Note each line that includes the word "name". Copy those lines.
^^^^^^^^^^^^^^^^
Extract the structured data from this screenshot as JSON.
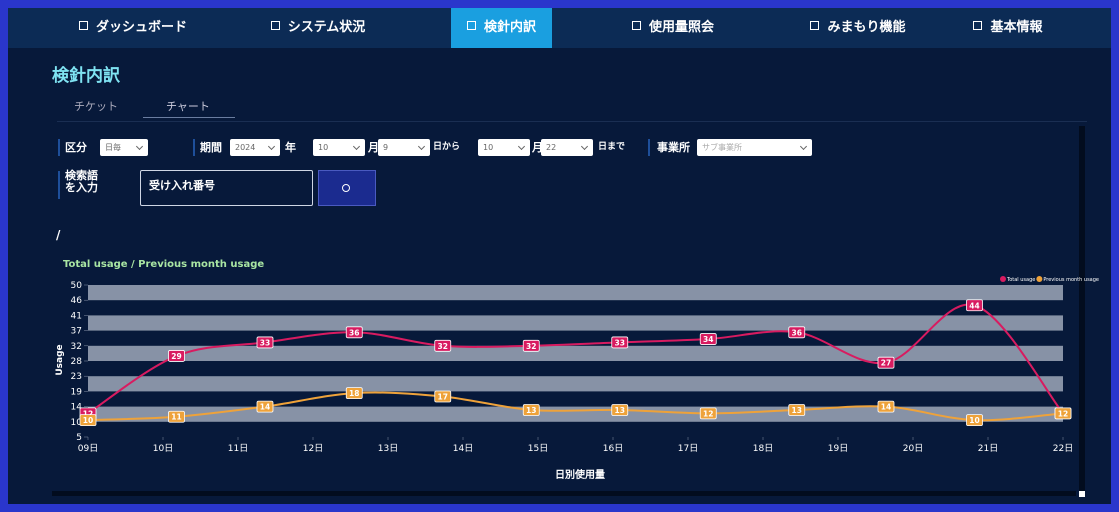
{
  "nav": {
    "tabs": [
      "ダッシュボード",
      "システム状況",
      "検針内訳",
      "使用量照会",
      "みまもり機能",
      "基本情報"
    ]
  },
  "page_title": "検針内訳",
  "subtabs": [
    "チケット",
    "チャート"
  ],
  "filters": {
    "kubun_label": "区分",
    "kubun_value": "日毎",
    "period_label": "期間",
    "year": "2024",
    "year_unit": "年",
    "from_month": "10",
    "month_unit_1": "月",
    "from_day": "9",
    "from_text": "日から",
    "to_month": "10",
    "month_unit_2": "月",
    "to_day": "22",
    "to_text": "日まで",
    "office_label": "事業所",
    "office_placeholder": "サブ事業所",
    "search_label": "検索語を入力",
    "search_value": "受け入れ番号"
  },
  "breadcrumb": "/",
  "chart_data": {
    "type": "line",
    "title": "Total usage / Previous month usage",
    "xlabel": "日別使用量",
    "ylabel": "Usage",
    "x": [
      9,
      10.18,
      11.36,
      12.55,
      13.73,
      14.91,
      16.09,
      17.27,
      18.45,
      19.64,
      20.82,
      22
    ],
    "xlim": [
      9,
      22
    ],
    "xticks": [
      {
        "value": 9,
        "label": "09日"
      },
      {
        "value": 10,
        "label": "10日"
      },
      {
        "value": 11,
        "label": "11日"
      },
      {
        "value": 12,
        "label": "12日"
      },
      {
        "value": 13,
        "label": "13日"
      },
      {
        "value": 14,
        "label": "14日"
      },
      {
        "value": 15,
        "label": "15日"
      },
      {
        "value": 16,
        "label": "16日"
      },
      {
        "value": 17,
        "label": "17日"
      },
      {
        "value": 18,
        "label": "18日"
      },
      {
        "value": 19,
        "label": "19日"
      },
      {
        "value": 20,
        "label": "20日"
      },
      {
        "value": 21,
        "label": "21日"
      },
      {
        "value": 22,
        "label": "22日"
      }
    ],
    "ylim": [
      5,
      50
    ],
    "yticks": [
      5,
      {
        "value": 9.5,
        "label": "10"
      },
      14,
      {
        "value": 18.5,
        "label": "19"
      },
      23,
      {
        "value": 27.5,
        "label": "28"
      },
      32,
      {
        "value": 36.5,
        "label": "37"
      },
      41,
      {
        "value": 45.5,
        "label": "46"
      },
      50
    ],
    "grid": true,
    "legend": "top-right",
    "series": [
      {
        "name": "Total usage",
        "color": "#d81b60",
        "values": [
          12,
          29,
          33,
          36,
          32,
          32,
          33,
          34,
          36,
          27,
          44,
          12
        ]
      },
      {
        "name": "Previous month usage",
        "color": "#eea23a",
        "values": [
          10,
          11,
          14,
          18,
          17,
          13,
          13,
          12,
          13,
          14,
          10,
          12
        ]
      }
    ]
  }
}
^^^^^^^^^^^^^^^^
#### Finished answer
        "name": "Total usage",
        "name": "Previous month usage",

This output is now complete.